----- GIVEN RECORDS

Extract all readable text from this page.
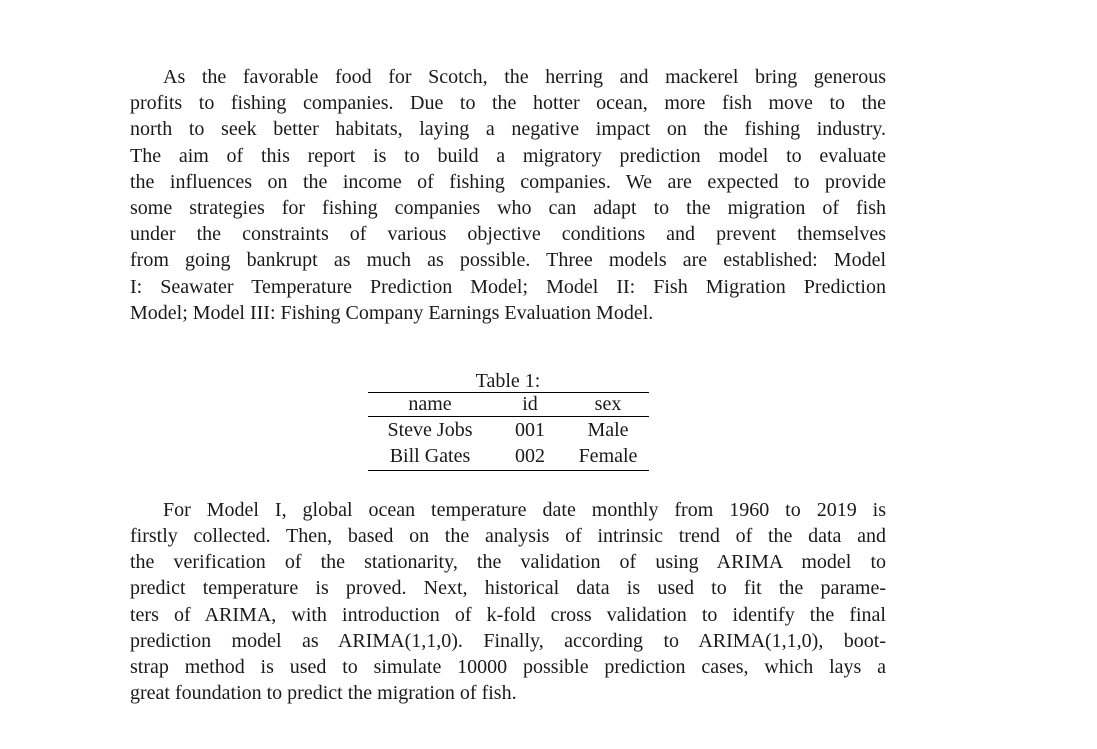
As the favorable food for Scotch, the herring and mackerel bring generous
profits to fishing companies. Due to the hotter ocean, more fish move to the
north to seek better habitats, laying a negative impact on the fishing industry.
The aim of this report is to build a migratory prediction model to evaluate
the influences on the income of fishing companies. We are expected to provide
some strategies for fishing companies who can adapt to the migration of fish
under the constraints of various objective conditions and prevent themselves
from going bankrupt as much as possible. Three models are established: Model
I: Seawater Temperature Prediction Model; Model II: Fish Migration Prediction
Model; Model III: Fishing Company Earnings Evaluation Model.
Table 1:
name	id	sex
Steve Jobs	001	Male
Bill Gates	002	Female
For Model I, global ocean temperature date monthly from 1960 to 2019 is
firstly collected. Then, based on the analysis of intrinsic trend of the data and
the verification of the stationarity, the validation of using ARIMA model to
predict temperature is proved. Next, historical data is used to fit the parame-
ters of ARIMA, with introduction of k-fold cross validation to identify the final
prediction model as ARIMA(1,1,0). Finally, according to ARIMA(1,1,0), boot-
strap method is used to simulate 10000 possible prediction cases, which lays a
great foundation to predict the migration of fish.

----------

▸ SET PROBLEM
Each record above should be copied character for character, with pictures dropped.

▸ ANSWER TO THIS TASK
Extract all readable text from this page.
As the favorable food for Scotch, the herring and mackerel bring generous
profits to fishing companies. Due to the hotter ocean, more fish move to the
north to seek better habitats, laying a negative impact on the fishing industry.
The aim of this report is to build a migratory prediction model to evaluate
the influences on the income of fishing companies. We are expected to provide
some strategies for fishing companies who can adapt to the migration of fish
under the constraints of various objective conditions and prevent themselves
from going bankrupt as much as possible. Three models are established: Model
I: Seawater Temperature Prediction Model; Model II: Fish Migration Prediction
Model; Model III: Fishing Company Earnings Evaluation Model.
Table 1:
name	id	sex
Steve Jobs	001	Male
Bill Gates	002	Female
For Model I, global ocean temperature date monthly from 1960 to 2019 is
firstly collected. Then, based on the analysis of intrinsic trend of the data and
the verification of the stationarity, the validation of using ARIMA model to
predict temperature is proved. Next, historical data is used to fit the parame-
ters of ARIMA, with introduction of k-fold cross validation to identify the final
prediction model as ARIMA(1,1,0). Finally, according to ARIMA(1,1,0), boot-
strap method is used to simulate 10000 possible prediction cases, which lays a
great foundation to predict the migration of fish.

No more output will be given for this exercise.